- [IL PROBLEMA]
Modifica il testo sulla conversione di san Paolo e riporta il tratto che parte da "Questa celebrazione, la" e termina con "della Chiesa latina.", sostituendo "Vangelo" con "messaggio".

Questa celebrazione, la sua Conversione, già presente in Italia nel sec. VIII, entrò nel calendario Romano sul finire del sec. X. Conclude in modo significativo la settimana dell’unità dei cristiani, ricordando che non c’è vero ecumenismo senza conversione (cfr Conc. Vat. II, Decreto sull’ecumenismo ‘Unitatis redintegratio’, 7). (Mess. Rom.)

 

Martirologio Romano: Festa della Conversione di san Paolo Apostolo, al quale, mentre percorreva la via di Damasco spirando ancora minacce e stragi contro i discepoli del Signore, Gesù in persona si manifestò glorioso lungo la strada affinché, colmo di Spirito Santo, annunciasse il Vangelo della salvezza alle genti, patendo molto per il nome di Cristo.

 

 

La festa liturgica della “conversiti sancti Pauli”, che appare già nel VI secolo, è propria della Chiesa latina.

Poiché il martirio dell’apostolo delle Genti viene commemorato a giugno, la celebrazione odierna offre l’opportunità di considerare da vicino la poliedrica figura dell’Apostolo per eccellenza, che scrisse di se stesso: “Io ho lavorato più di tutti gli altri apostoli“, ma anche: “io sono il minimo fra gli apostoli, un aborto, indegno anche d’essere chiamato apostolo”.

Adduce egli stesso le credenziali che gli garantiscono il buon diritto di essere considerato apostolo: egli ha visto il Signore, Cristo Risorto, ed è, perciò, testimone della risurrezione; egli pure è stato inviato direttamente da Cristo, come i Dodici: visione, vocazione, missione, tre requisiti che egli possiede, per i quali quel miracolo della grazia avvenuto sulla via di Damasco, dove Cristo lo costringe a una incondizionata capitolazione, sicché egli grida: “Signore, che vuoi che io faccia?”. Nelle parole di Cristo è rivelato il segreto della sua anima: “Ti è duro ricalcitrare contro il pungolo”. E’ vero che Saulo cercava “in tutte le sinagoghe di costringere i cristiani con minacce a bestemmiare”, ma egli lo faceva in buona fede e quando si agisce per amore di Dio, il malinteso non può durare a lungo. Affiora l’inquietudine, cioè “il pungolo” della grazia, il guizzo della luce di verità: “Chi sei tu, Signore?”; “Io sono Gesù che tu perseguiti”. Questa mistica irruzione di Cristo nella vita di Paolo è il crisma del suo apostolato e la scintilla che gli svelerà la mirabile verità della inscindibile unità di Cristo con i credenti.

- [DATI FORNITI]
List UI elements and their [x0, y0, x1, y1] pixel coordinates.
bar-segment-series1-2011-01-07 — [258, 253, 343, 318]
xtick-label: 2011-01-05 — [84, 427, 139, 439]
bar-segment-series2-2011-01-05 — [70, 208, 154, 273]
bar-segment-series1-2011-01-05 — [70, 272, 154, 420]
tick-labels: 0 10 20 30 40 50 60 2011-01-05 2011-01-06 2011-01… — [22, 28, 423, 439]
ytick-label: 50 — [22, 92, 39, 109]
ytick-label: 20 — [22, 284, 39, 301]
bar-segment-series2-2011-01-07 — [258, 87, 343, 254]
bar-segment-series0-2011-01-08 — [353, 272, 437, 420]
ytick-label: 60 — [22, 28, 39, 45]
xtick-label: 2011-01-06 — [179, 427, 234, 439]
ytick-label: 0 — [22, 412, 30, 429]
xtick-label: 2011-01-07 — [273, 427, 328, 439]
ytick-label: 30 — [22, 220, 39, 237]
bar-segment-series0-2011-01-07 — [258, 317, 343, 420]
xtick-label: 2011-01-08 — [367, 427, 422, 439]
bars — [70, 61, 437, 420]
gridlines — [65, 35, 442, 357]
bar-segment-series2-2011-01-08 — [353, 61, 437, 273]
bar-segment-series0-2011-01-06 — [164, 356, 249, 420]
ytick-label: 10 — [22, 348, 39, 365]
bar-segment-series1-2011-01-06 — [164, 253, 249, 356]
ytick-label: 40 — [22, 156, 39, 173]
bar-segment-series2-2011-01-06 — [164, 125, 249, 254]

- [RISPOSTA FINALE]
Questa celebrazione, la sua Conversione, già presente in Italia nel sec. VIII, entrò nel calendario Romano sul finire del sec. X. Conclude in modo significativo la settimana dell’unità dei cristiani, ricordando che non c’è vero ecumenismo senza conversione (cfr Conc. Vat. II, Decreto sull’ecumenismo ‘Unitatis redintegratio’, 7). (Mess. Rom.)

 

Martirologio Romano: Festa della Conversione di san Paolo Apostolo, al quale, mentre percorreva la via di Damasco spirando ancora minacce e stragi contro i discepoli del Signore, Gesù in persona si manifestò glorioso lungo la strada affinché, colmo di Spirito Santo, annunciasse il messaggio della salvezza alle genti, patendo molto per il nome di Cristo.

 

 

La festa liturgica della “conversiti sancti Pauli”, che appare già nel VI secolo, è propria della Chiesa latina.